### Uji Pemahaman
- a) Ringkas paragraf yang diawali "Pakar keamanan siber Alfons Tanujaya" dalam artikel tentang keamanan aplikasi konferensi video, tanpa membuang fakta utamanya.
- b) Lanjutkan artikel tentang keamanan aplikasi konferensi video mulai dari kalimat terakhirnya.

### Bagian Dokumen
┏━━

KOMPAS.com - Dengan diterapkannya work from home oleh perkantoran untuk menekan wabah Covid-19, aplikasi video conference kini banyak digunakan oleh sebagian orang untuk melakukan komunikasi tatap muka dari rumah.
Hal yang sering kali luput dari perhatian adalah faktor keamanan. Bagaimana sekuriti aplikasi video conference dalam melindungi data pengguna yang wira-wiri di dalamnya?
Baca juga: Ini Software dan Kamera yang Dipakai Jokowi untuk Rapat Jarak Jauh
Pakar keamanan siber Alfons Tanujaya mengungkapkan bahwa aplikasi konferensi video, bahkan yang gratis seperti Skype, Google Hangouts dan Cisco Webex, sebenarnya sudah menerapkan keamanan mumpuni lewat enkripsi sehingga sukar diintip orang lain.
"Kalau video conference dienkripsi minimal 56-bit atau 128-bit, secara teknis sulit sekali menyadap dan mendekripsi data video conference," ujar Alfons saat dihubungi KompasTekno,
Selasa (24/3/2020).
Memang, kadang bisa ada orang tak diundang masuk ke meeting, seperti marak dikenal dengan istilah "zoombombing". Tapi ini disebabkan oleh kecerobohan penyelenggara yang menyebarkan link undangan ke ruang rapat virtual secara publik.

┗━━

### Data yang Ditampilkan
┏━━

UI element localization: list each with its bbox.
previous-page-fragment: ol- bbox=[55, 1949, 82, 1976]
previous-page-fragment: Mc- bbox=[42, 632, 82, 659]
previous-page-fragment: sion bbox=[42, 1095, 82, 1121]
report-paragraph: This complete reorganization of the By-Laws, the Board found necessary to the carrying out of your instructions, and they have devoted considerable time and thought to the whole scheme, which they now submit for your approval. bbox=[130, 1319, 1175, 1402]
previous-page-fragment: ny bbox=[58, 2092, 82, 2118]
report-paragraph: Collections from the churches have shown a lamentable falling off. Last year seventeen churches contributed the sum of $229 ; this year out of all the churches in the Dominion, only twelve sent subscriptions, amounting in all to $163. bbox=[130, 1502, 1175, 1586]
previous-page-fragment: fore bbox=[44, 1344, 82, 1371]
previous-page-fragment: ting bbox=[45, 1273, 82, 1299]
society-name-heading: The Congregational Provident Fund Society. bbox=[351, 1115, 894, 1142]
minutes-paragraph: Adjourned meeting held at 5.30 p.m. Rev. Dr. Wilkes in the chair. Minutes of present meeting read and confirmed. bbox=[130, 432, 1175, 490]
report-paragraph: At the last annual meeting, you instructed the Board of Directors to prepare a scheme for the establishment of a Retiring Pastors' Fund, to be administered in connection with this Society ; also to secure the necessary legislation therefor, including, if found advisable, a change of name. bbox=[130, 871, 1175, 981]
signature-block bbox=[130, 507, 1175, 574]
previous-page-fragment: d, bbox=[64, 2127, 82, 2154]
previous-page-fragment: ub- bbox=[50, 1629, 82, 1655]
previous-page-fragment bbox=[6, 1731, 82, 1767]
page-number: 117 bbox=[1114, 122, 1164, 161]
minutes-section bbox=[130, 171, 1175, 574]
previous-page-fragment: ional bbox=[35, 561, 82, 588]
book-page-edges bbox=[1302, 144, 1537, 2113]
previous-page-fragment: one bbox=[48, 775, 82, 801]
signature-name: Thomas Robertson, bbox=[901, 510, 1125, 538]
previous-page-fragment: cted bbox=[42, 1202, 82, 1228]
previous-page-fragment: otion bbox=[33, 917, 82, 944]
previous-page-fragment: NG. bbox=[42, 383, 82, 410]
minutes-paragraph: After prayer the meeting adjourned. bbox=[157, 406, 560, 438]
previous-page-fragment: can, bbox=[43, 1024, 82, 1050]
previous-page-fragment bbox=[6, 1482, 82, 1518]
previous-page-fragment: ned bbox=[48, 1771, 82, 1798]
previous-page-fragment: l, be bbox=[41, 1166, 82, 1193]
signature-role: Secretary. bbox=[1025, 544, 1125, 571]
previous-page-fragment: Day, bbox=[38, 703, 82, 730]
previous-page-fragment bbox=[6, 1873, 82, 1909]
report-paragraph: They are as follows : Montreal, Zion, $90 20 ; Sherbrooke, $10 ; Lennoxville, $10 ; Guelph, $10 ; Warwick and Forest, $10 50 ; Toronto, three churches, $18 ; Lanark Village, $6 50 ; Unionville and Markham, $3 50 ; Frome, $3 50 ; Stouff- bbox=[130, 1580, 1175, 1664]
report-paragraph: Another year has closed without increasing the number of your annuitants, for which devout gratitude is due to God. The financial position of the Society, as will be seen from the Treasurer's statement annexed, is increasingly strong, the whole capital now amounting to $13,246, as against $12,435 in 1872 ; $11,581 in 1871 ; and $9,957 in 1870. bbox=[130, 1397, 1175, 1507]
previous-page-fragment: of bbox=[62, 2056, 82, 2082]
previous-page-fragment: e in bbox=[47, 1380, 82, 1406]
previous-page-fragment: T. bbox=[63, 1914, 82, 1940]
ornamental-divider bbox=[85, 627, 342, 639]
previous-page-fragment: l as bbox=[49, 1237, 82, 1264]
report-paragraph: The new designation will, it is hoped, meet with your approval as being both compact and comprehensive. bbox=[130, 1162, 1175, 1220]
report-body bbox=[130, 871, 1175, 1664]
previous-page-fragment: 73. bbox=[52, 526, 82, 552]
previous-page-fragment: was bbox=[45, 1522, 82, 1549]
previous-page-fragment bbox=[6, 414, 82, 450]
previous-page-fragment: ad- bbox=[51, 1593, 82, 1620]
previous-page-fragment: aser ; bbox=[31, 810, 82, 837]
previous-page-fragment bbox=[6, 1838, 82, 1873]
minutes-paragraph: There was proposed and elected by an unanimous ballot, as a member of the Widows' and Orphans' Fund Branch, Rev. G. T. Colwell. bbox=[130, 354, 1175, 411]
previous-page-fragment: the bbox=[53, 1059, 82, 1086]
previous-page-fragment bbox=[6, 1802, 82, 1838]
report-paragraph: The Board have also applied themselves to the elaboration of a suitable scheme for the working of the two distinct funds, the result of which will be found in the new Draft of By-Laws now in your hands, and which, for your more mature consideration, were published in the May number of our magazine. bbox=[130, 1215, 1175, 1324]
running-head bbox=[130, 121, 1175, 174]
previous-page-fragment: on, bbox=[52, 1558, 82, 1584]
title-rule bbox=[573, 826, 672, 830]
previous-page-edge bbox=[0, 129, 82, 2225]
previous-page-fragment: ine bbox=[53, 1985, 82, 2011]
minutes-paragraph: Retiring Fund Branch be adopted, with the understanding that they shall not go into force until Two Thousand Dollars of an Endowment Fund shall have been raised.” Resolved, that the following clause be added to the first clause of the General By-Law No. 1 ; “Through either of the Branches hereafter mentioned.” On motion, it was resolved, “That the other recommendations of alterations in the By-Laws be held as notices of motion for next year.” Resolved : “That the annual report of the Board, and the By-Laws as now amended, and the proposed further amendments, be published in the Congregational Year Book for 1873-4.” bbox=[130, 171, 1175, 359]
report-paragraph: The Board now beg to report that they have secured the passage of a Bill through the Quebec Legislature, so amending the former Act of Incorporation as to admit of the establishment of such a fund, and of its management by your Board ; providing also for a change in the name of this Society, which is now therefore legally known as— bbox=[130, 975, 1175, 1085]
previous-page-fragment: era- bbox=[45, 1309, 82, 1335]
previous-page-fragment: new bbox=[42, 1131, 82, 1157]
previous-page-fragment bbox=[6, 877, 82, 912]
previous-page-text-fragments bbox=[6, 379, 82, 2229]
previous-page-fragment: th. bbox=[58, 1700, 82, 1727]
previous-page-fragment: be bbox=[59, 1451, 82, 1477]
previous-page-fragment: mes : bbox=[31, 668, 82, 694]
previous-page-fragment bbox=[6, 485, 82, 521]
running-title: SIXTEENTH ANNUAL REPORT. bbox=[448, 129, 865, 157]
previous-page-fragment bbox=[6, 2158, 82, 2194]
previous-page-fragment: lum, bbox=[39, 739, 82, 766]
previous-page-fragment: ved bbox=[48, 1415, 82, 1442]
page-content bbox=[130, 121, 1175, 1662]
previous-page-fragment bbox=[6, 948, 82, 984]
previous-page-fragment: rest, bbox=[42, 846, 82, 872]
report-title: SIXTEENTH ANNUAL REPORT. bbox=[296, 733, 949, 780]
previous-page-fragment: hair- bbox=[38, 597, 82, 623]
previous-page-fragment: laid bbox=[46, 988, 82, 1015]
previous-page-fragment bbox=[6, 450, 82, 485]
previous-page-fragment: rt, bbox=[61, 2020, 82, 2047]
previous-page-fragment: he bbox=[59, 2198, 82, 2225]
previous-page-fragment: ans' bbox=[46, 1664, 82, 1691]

┗━━

### Jawaban Tertulis
- a) Menurut pakar keamanan siber Alfons Tanujaya, aplikasi konferensi video, termasuk yang gratis seperti Skype, Google Hangouts, dan Cisco Webex, sudah dilindungi enkripsi yang mumpuni sehingga sulit diintip orang lain.

- b)
Meski demikian, Alfons menambahkan bahwa celah keamanan bisa muncul saat pengguna coba menyimpan rekaman percakapan yang dilakukan lewat video conference. Jika disimpan di komputer, maka timbul risiko file tersebut bisa diambil orang tak bertanggung jawab.
Baca juga: Alasan Zoom Banyak Dipakai untuk Rapat hingga Kuliah dari Rumah
Alfons pun menyarankan untuk menyimpan file di layanan video conference yang telah didukung oleh "multi Factor authentication" serta menerapkan end-to-end encryption supaya keamanannya terjamin.
"Risiko video conference tidak hanya di data transfer saja, melainkan penyimpanan data video conference. Jadi sebaiknya data video conference tidak disimpan di komputer karena itu yg akan menjadi titik terlemah pengamanan data," pungkasnya.